Task directions: Make an exact copy of the records, with the images left out.

Stored rows:
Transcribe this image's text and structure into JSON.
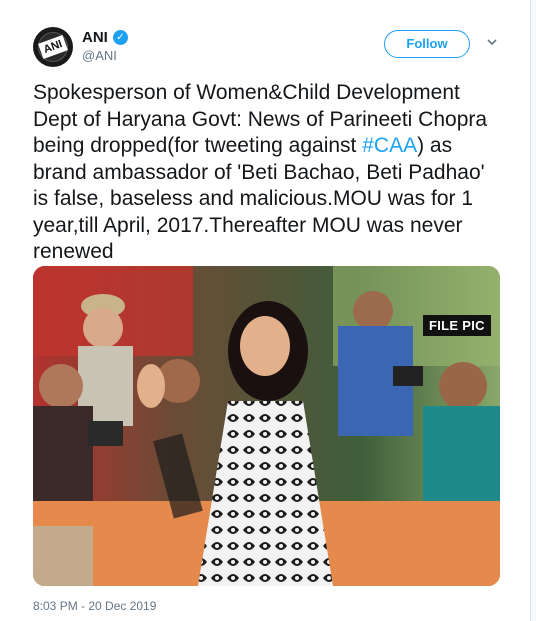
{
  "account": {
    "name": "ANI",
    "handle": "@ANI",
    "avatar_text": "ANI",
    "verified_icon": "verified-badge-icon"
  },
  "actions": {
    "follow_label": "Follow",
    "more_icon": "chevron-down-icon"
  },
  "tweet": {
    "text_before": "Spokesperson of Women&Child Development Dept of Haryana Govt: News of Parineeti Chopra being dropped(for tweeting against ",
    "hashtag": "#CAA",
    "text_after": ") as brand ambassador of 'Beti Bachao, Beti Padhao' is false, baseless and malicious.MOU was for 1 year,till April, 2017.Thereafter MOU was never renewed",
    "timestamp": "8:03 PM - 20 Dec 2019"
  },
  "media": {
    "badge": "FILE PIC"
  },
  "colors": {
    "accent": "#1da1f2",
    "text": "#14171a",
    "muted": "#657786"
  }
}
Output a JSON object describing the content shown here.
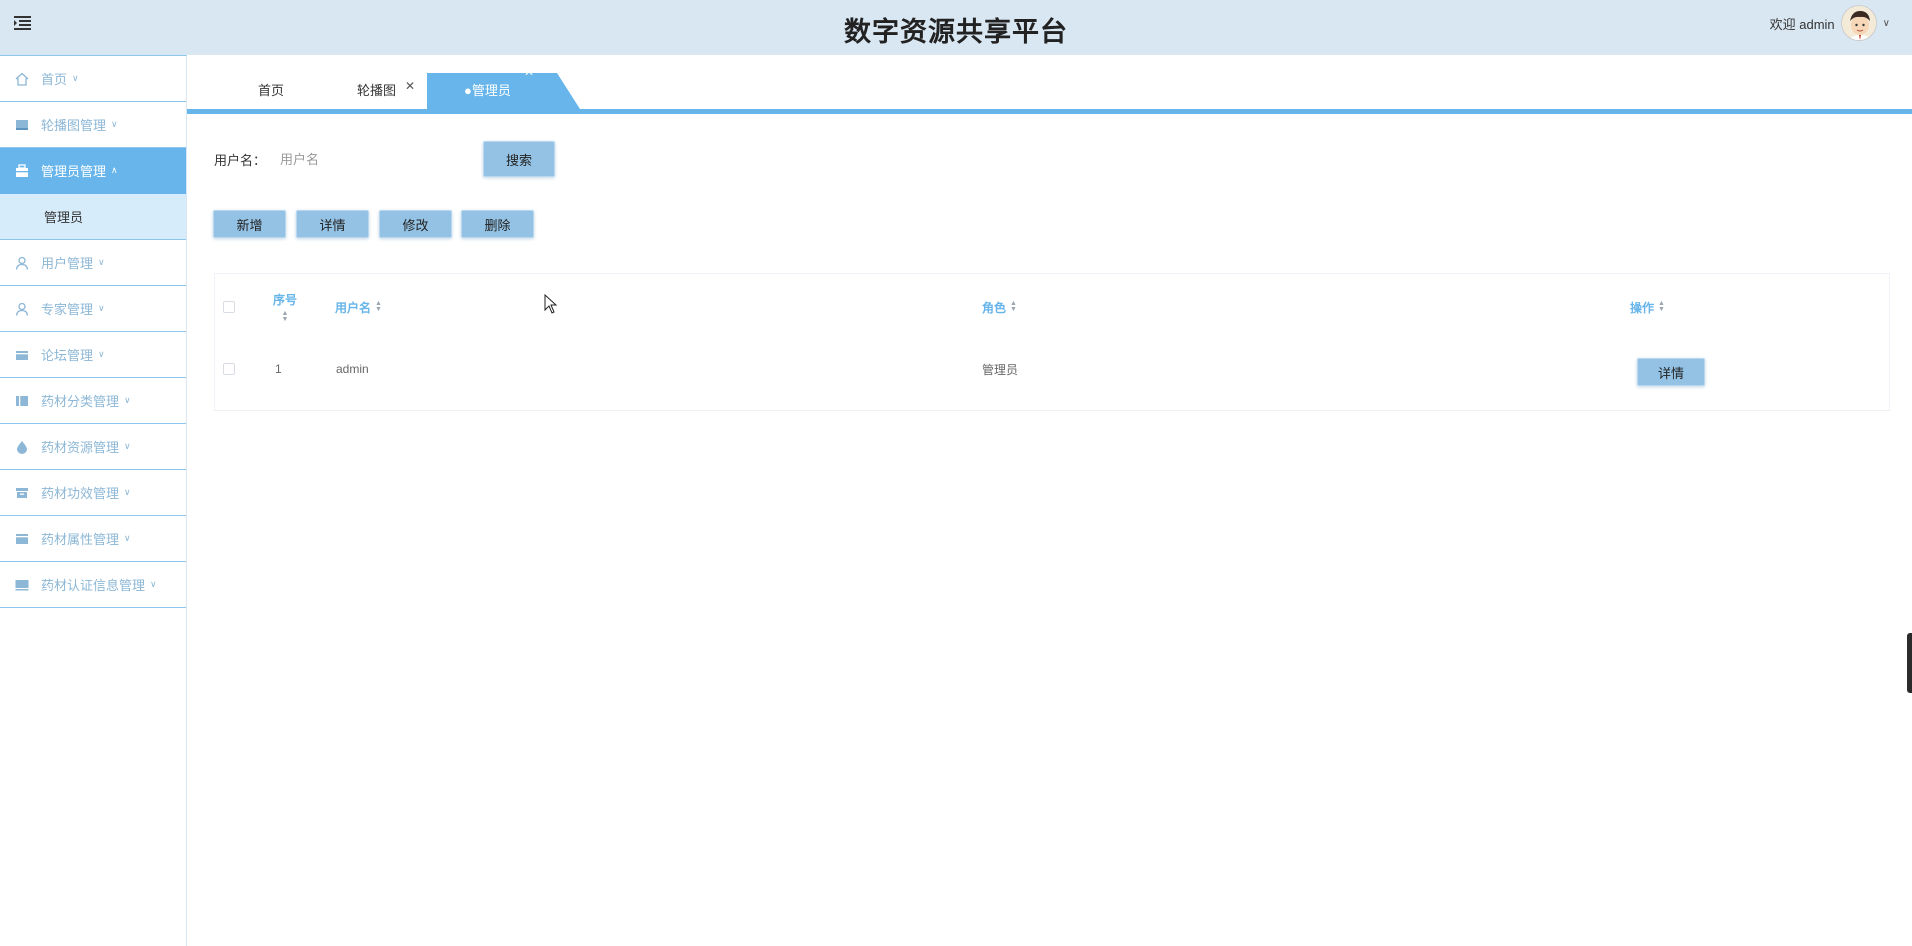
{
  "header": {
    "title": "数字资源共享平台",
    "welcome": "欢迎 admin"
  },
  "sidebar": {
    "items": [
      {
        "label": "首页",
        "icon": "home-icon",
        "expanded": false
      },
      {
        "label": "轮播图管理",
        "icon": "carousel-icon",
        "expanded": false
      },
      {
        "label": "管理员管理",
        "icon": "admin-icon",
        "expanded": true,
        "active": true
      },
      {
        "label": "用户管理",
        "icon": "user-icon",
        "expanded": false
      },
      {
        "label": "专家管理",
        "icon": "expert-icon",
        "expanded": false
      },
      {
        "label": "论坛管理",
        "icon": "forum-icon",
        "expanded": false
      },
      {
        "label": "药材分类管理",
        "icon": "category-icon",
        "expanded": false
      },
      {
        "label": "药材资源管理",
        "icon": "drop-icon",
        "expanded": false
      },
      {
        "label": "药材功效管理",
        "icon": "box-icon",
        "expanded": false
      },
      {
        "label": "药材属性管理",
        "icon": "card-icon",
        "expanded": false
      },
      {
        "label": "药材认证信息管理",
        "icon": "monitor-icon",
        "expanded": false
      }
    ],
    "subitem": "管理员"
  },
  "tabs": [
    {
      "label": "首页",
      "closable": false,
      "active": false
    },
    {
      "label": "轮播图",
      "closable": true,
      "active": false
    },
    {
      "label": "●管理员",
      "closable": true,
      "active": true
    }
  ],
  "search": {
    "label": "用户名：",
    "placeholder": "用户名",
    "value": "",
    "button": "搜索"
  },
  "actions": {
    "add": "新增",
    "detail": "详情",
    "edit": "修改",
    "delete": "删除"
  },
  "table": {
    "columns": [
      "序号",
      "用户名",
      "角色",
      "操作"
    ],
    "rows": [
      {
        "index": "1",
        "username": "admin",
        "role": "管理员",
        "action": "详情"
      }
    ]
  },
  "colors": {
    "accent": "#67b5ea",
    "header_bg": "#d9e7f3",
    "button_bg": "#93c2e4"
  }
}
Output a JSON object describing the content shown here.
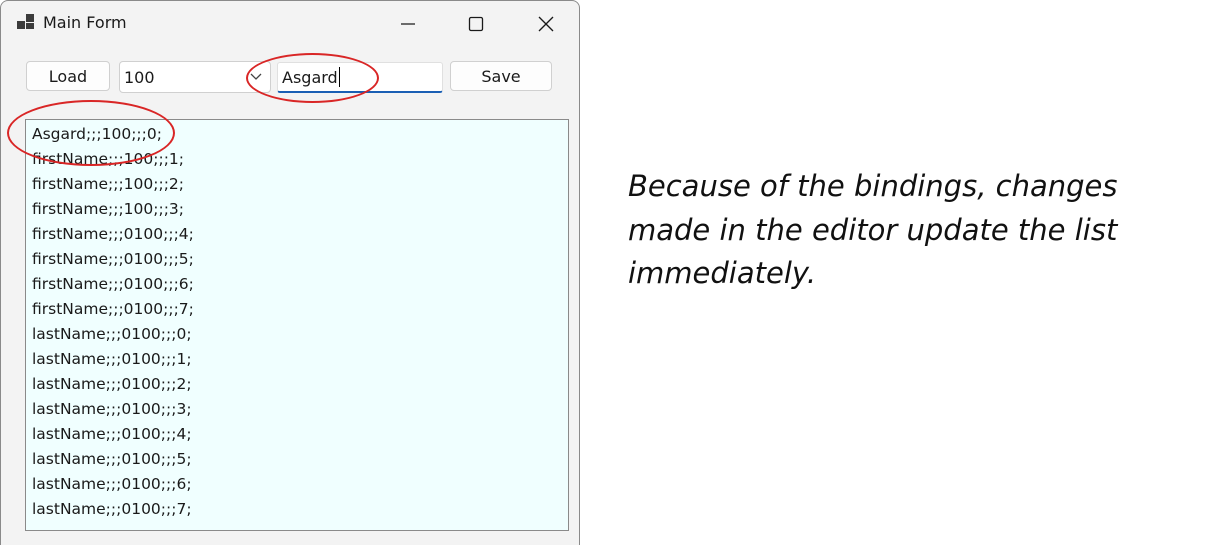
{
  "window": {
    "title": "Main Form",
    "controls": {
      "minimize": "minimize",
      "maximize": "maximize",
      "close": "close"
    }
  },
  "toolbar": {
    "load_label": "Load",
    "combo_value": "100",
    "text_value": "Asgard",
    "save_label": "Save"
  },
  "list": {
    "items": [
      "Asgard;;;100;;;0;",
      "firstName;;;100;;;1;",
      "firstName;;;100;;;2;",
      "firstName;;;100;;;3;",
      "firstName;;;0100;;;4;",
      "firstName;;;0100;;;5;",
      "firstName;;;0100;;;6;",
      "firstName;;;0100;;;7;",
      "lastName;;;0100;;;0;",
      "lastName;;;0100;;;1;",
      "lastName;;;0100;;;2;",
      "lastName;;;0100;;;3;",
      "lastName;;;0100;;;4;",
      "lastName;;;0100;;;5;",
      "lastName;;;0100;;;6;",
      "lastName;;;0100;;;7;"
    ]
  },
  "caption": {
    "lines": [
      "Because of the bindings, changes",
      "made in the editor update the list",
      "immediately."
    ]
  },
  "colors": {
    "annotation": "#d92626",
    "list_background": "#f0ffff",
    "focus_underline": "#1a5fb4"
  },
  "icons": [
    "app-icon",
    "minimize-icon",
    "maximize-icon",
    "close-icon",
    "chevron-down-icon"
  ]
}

The result:
Transcribe this image's text and structure into JSON.
{
  "account": {
    "name": "ANI",
    "handle": "@ANI",
    "avatar_text": "ANI",
    "verified_icon": "verified-badge-icon"
  },
  "actions": {
    "follow_label": "Follow",
    "more_icon": "chevron-down-icon"
  },
  "tweet": {
    "text_before": "Spokesperson of Women&Child Development Dept of Haryana Govt: News of Parineeti Chopra being dropped(for tweeting against ",
    "hashtag": "#CAA",
    "text_after": ") as brand ambassador of 'Beti Bachao, Beti Padhao' is false, baseless and malicious.MOU was for 1 year,till April, 2017.Thereafter MOU was never renewed",
    "timestamp": "8:03 PM - 20 Dec 2019"
  },
  "media": {
    "badge": "FILE PIC"
  },
  "colors": {
    "accent": "#1da1f2",
    "text": "#14171a",
    "muted": "#657786"
  }
}
Output a JSON object describing the content shown here.
{
  "header": {
    "title": "数字资源共享平台",
    "welcome": "欢迎 admin"
  },
  "sidebar": {
    "items": [
      {
        "label": "首页",
        "icon": "home-icon",
        "expanded": false
      },
      {
        "label": "轮播图管理",
        "icon": "carousel-icon",
        "expanded": false
      },
      {
        "label": "管理员管理",
        "icon": "admin-icon",
        "expanded": true,
        "active": true
      },
      {
        "label": "用户管理",
        "icon": "user-icon",
        "expanded": false
      },
      {
        "label": "专家管理",
        "icon": "expert-icon",
        "expanded": false
      },
      {
        "label": "论坛管理",
        "icon": "forum-icon",
        "expanded": false
      },
      {
        "label": "药材分类管理",
        "icon": "category-icon",
        "expanded": false
      },
      {
        "label": "药材资源管理",
        "icon": "drop-icon",
        "expanded": false
      },
      {
        "label": "药材功效管理",
        "icon": "box-icon",
        "expanded": false
      },
      {
        "label": "药材属性管理",
        "icon": "card-icon",
        "expanded": false
      },
      {
        "label": "药材认证信息管理",
        "icon": "monitor-icon",
        "expanded": false
      }
    ],
    "subitem": "管理员"
  },
  "tabs": [
    {
      "label": "首页",
      "closable": false,
      "active": false
    },
    {
      "label": "轮播图",
      "closable": true,
      "active": false
    },
    {
      "label": "●管理员",
      "closable": true,
      "active": true
    }
  ],
  "search": {
    "label": "用户名：",
    "placeholder": "用户名",
    "value": "",
    "button": "搜索"
  },
  "actions": {
    "add": "新增",
    "detail": "详情",
    "edit": "修改",
    "delete": "删除"
  },
  "table": {
    "columns": [
      "序号",
      "用户名",
      "角色",
      "操作"
    ],
    "rows": [
      {
        "index": "1",
        "username": "admin",
        "role": "管理员",
        "action": "详情"
      }
    ]
  },
  "colors": {
    "accent": "#67b5ea",
    "header_bg": "#d9e7f3",
    "button_bg": "#93c2e4"
  }
}
Output a JSON object describing the content shown here.
{
  "window": {
    "title": "Main Form",
    "controls": {
      "minimize": "minimize",
      "maximize": "maximize",
      "close": "close"
    }
  },
  "toolbar": {
    "load_label": "Load",
    "combo_value": "100",
    "text_value": "Asgard",
    "save_label": "Save"
  },
  "list": {
    "items": [
      "Asgard;;;100;;;0;",
      "firstName;;;100;;;1;",
      "firstName;;;100;;;2;",
      "firstName;;;100;;;3;",
      "firstName;;;0100;;;4;",
      "firstName;;;0100;;;5;",
      "firstName;;;0100;;;6;",
      "firstName;;;0100;;;7;",
      "lastName;;;0100;;;0;",
      "lastName;;;0100;;;1;",
      "lastName;;;0100;;;2;",
      "lastName;;;0100;;;3;",
      "lastName;;;0100;;;4;",
      "lastName;;;0100;;;5;",
      "lastName;;;0100;;;6;",
      "lastName;;;0100;;;7;"
    ]
  },
  "caption": {
    "lines": [
      "Because of the bindings, changes",
      "made in the editor update the list",
      "immediately."
    ]
  },
  "colors": {
    "annotation": "#d92626",
    "list_background": "#f0ffff",
    "focus_underline": "#1a5fb4"
  },
  "icons": [
    "app-icon",
    "minimize-icon",
    "maximize-icon",
    "close-icon",
    "chevron-down-icon"
  ]
}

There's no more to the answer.